§ **Task description**: Nothing in the data should change when you return it, but leave the pictures out.

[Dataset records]
====================
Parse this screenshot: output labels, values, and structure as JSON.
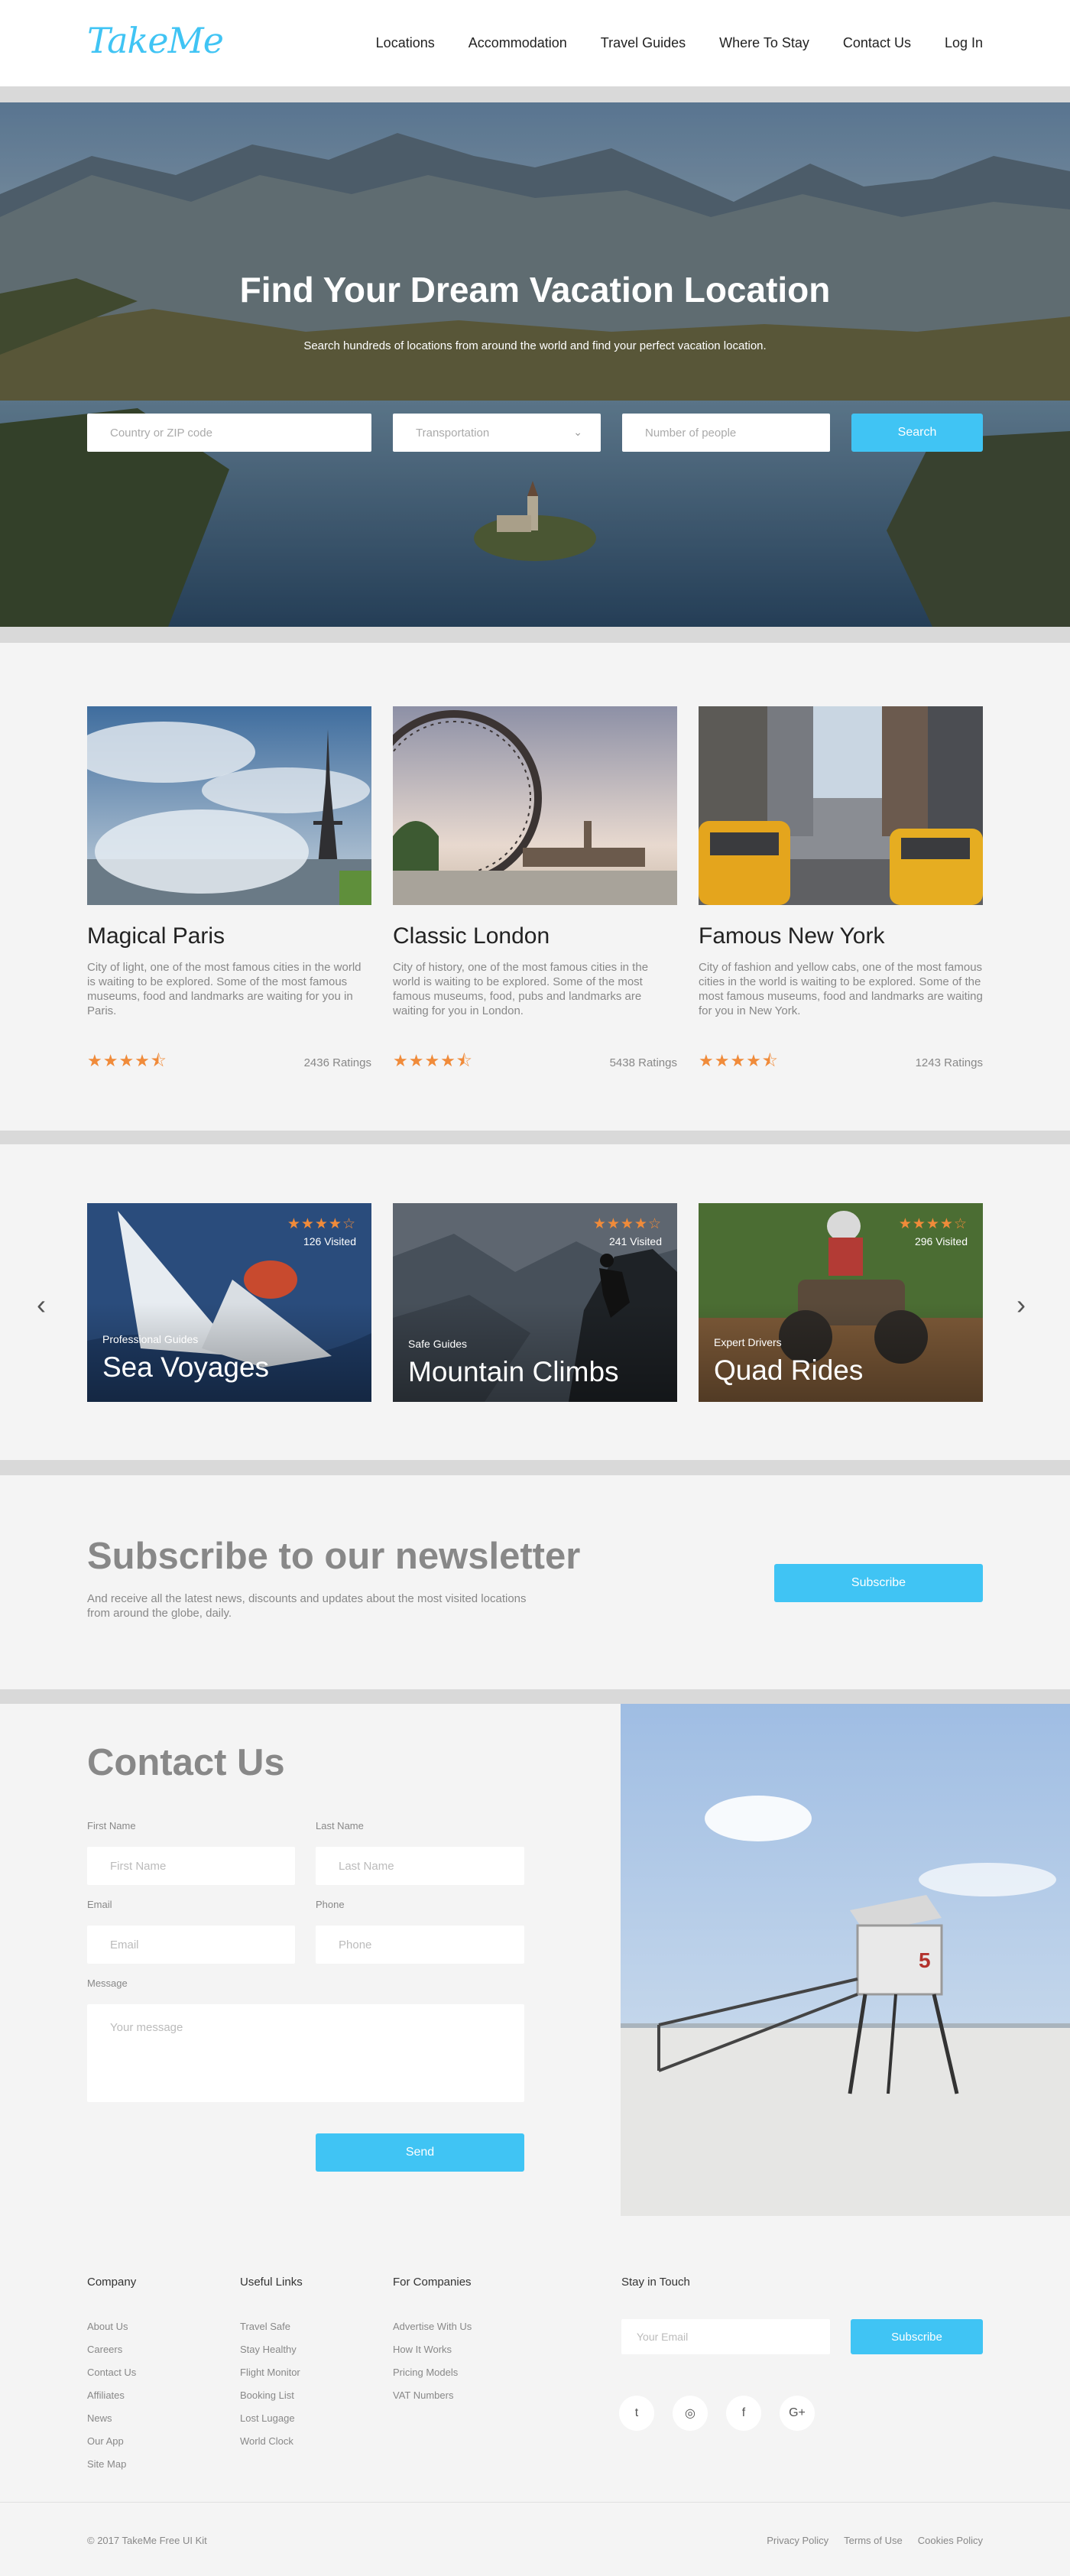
{
  "header": {
    "logo": "TakeMe",
    "nav": [
      "Locations",
      "Accommodation",
      "Travel Guides",
      "Where To Stay",
      "Contact Us",
      "Log In"
    ]
  },
  "hero": {
    "title": "Find Your Dream Vacation Location",
    "subtitle": "Search hundreds of locations from around the world and find your perfect vacation location.",
    "location_placeholder": "Country or ZIP code",
    "transport_placeholder": "Transportation",
    "people_placeholder": "Number of people",
    "search_label": "Search"
  },
  "destinations": [
    {
      "name": "Magical Paris",
      "description": "City of light, one of the most famous cities in the world is waiting to be explored. Some of the most famous museums, food and landmarks are waiting for you in Paris.",
      "stars": "★★★★⯪",
      "rating": 4.5,
      "ratings": "2436 Ratings"
    },
    {
      "name": "Classic London",
      "description": "City of history, one of the most famous cities in the world is waiting to be explored. Some of the most famous museums, food, pubs and landmarks are waiting for you in London.",
      "stars": "★★★★⯪",
      "rating": 4.5,
      "ratings": "5438 Ratings"
    },
    {
      "name": "Famous New York",
      "description": "City of fashion and yellow cabs, one of the most famous cities in the world is waiting to be explored. Some of the most famous museums, food and landmarks are waiting for you in New York.",
      "stars": "★★★★⯪",
      "rating": 4.5,
      "ratings": "1243 Ratings"
    }
  ],
  "activities": [
    {
      "tag": "Professional Guides",
      "name": "Sea Voyages",
      "stars": "★★★★☆",
      "rating": 4,
      "visited": "126 Visited"
    },
    {
      "tag": "Safe Guides",
      "name": "Mountain Climbs",
      "stars": "★★★★☆",
      "rating": 4,
      "visited": "241 Visited"
    },
    {
      "tag": "Expert Drivers",
      "name": "Quad Rides",
      "stars": "★★★★☆",
      "rating": 4,
      "visited": "296 Visited"
    }
  ],
  "carousel": {
    "prev": "‹",
    "next": "›"
  },
  "newsletter": {
    "title": "Subscribe to our newsletter",
    "text": "And receive all the latest news, discounts and updates about the most visited locations from around the globe, daily.",
    "button": "Subscribe"
  },
  "contact": {
    "title": "Contact Us",
    "first_name_label": "First Name",
    "first_name_placeholder": "First Name",
    "last_name_label": "Last Name",
    "last_name_placeholder": "Last Name",
    "email_label": "Email",
    "email_placeholder": "Email",
    "phone_label": "Phone",
    "phone_placeholder": "Phone",
    "message_label": "Message",
    "message_placeholder": "Your message",
    "send": "Send"
  },
  "footer": {
    "company": {
      "title": "Company",
      "items": [
        "About Us",
        "Careers",
        "Contact Us",
        "Affiliates",
        "News",
        "Our App",
        "Site Map"
      ]
    },
    "links": {
      "title": "Useful Links",
      "items": [
        "Travel Safe",
        "Stay Healthy",
        "Flight Monitor",
        "Booking List",
        "Lost Lugage",
        "World Clock"
      ]
    },
    "companies": {
      "title": "For Companies",
      "items": [
        "Advertise With Us",
        "How It Works",
        "Pricing Models",
        "VAT Numbers"
      ]
    },
    "touch": {
      "title": "Stay in Touch",
      "email_placeholder": "Your Email",
      "button": "Subscribe"
    },
    "social": [
      {
        "icon": "twitter-icon",
        "glyph": "t"
      },
      {
        "icon": "instagram-icon",
        "glyph": "◎"
      },
      {
        "icon": "facebook-icon",
        "glyph": "f"
      },
      {
        "icon": "google-plus-icon",
        "glyph": "G+"
      }
    ],
    "copyright": "© 2017 TakeMe Free UI Kit",
    "legal": [
      "Privacy Policy",
      "Terms of Use",
      "Cookies Policy"
    ]
  },
  "colors": {
    "accent": "#40c4f4",
    "star": "#f08b3a",
    "band": "#d9d9d9",
    "background": "#f4f4f4"
  }
}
====================
§ **Response**:
Parse this screenshot: output labels, values, and structure as JSON.
{
  "header": {
    "logo": "TakeMe",
    "nav": [
      "Locations",
      "Accommodation",
      "Travel Guides",
      "Where To Stay",
      "Contact Us",
      "Log In"
    ]
  },
  "hero": {
    "title": "Find Your Dream Vacation Location",
    "subtitle": "Search hundreds of locations from around the world and find your perfect vacation location.",
    "location_placeholder": "Country or ZIP code",
    "transport_placeholder": "Transportation",
    "people_placeholder": "Number of people",
    "search_label": "Search"
  },
  "destinations": [
    {
      "name": "Magical Paris",
      "description": "City of light, one of the most famous cities in the world is waiting to be explored. Some of the most famous museums, food and landmarks are waiting for you in Paris.",
      "stars": "★★★★⯪",
      "rating": 4.5,
      "ratings": "2436 Ratings"
    },
    {
      "name": "Classic London",
      "description": "City of history, one of the most famous cities in the world is waiting to be explored. Some of the most famous museums, food, pubs and landmarks are waiting for you in London.",
      "stars": "★★★★⯪",
      "rating": 4.5,
      "ratings": "5438 Ratings"
    },
    {
      "name": "Famous New York",
      "description": "City of fashion and yellow cabs, one of the most famous cities in the world is waiting to be explored. Some of the most famous museums, food and landmarks are waiting for you in New York.",
      "stars": "★★★★⯪",
      "rating": 4.5,
      "ratings": "1243 Ratings"
    }
  ],
  "activities": [
    {
      "tag": "Professional Guides",
      "name": "Sea Voyages",
      "stars": "★★★★☆",
      "rating": 4,
      "visited": "126 Visited"
    },
    {
      "tag": "Safe Guides",
      "name": "Mountain Climbs",
      "stars": "★★★★☆",
      "rating": 4,
      "visited": "241 Visited"
    },
    {
      "tag": "Expert Drivers",
      "name": "Quad Rides",
      "stars": "★★★★☆",
      "rating": 4,
      "visited": "296 Visited"
    }
  ],
  "carousel": {
    "prev": "‹",
    "next": "›"
  },
  "newsletter": {
    "title": "Subscribe to our newsletter",
    "text": "And receive all the latest news, discounts and updates about the most visited locations from around the globe, daily.",
    "button": "Subscribe"
  },
  "contact": {
    "title": "Contact Us",
    "first_name_label": "First Name",
    "first_name_placeholder": "First Name",
    "last_name_label": "Last Name",
    "last_name_placeholder": "Last Name",
    "email_label": "Email",
    "email_placeholder": "Email",
    "phone_label": "Phone",
    "phone_placeholder": "Phone",
    "message_label": "Message",
    "message_placeholder": "Your message",
    "send": "Send"
  },
  "footer": {
    "company": {
      "title": "Company",
      "items": [
        "About Us",
        "Careers",
        "Contact Us",
        "Affiliates",
        "News",
        "Our App",
        "Site Map"
      ]
    },
    "links": {
      "title": "Useful Links",
      "items": [
        "Travel Safe",
        "Stay Healthy",
        "Flight Monitor",
        "Booking List",
        "Lost Lugage",
        "World Clock"
      ]
    },
    "companies": {
      "title": "For Companies",
      "items": [
        "Advertise With Us",
        "How It Works",
        "Pricing Models",
        "VAT Numbers"
      ]
    },
    "touch": {
      "title": "Stay in Touch",
      "email_placeholder": "Your Email",
      "button": "Subscribe"
    },
    "social": [
      {
        "icon": "twitter-icon",
        "glyph": "t"
      },
      {
        "icon": "instagram-icon",
        "glyph": "◎"
      },
      {
        "icon": "facebook-icon",
        "glyph": "f"
      },
      {
        "icon": "google-plus-icon",
        "glyph": "G+"
      }
    ],
    "copyright": "© 2017 TakeMe Free UI Kit",
    "legal": [
      "Privacy Policy",
      "Terms of Use",
      "Cookies Policy"
    ]
  },
  "colors": {
    "accent": "#40c4f4",
    "star": "#f08b3a",
    "band": "#d9d9d9",
    "background": "#f4f4f4"
  }
}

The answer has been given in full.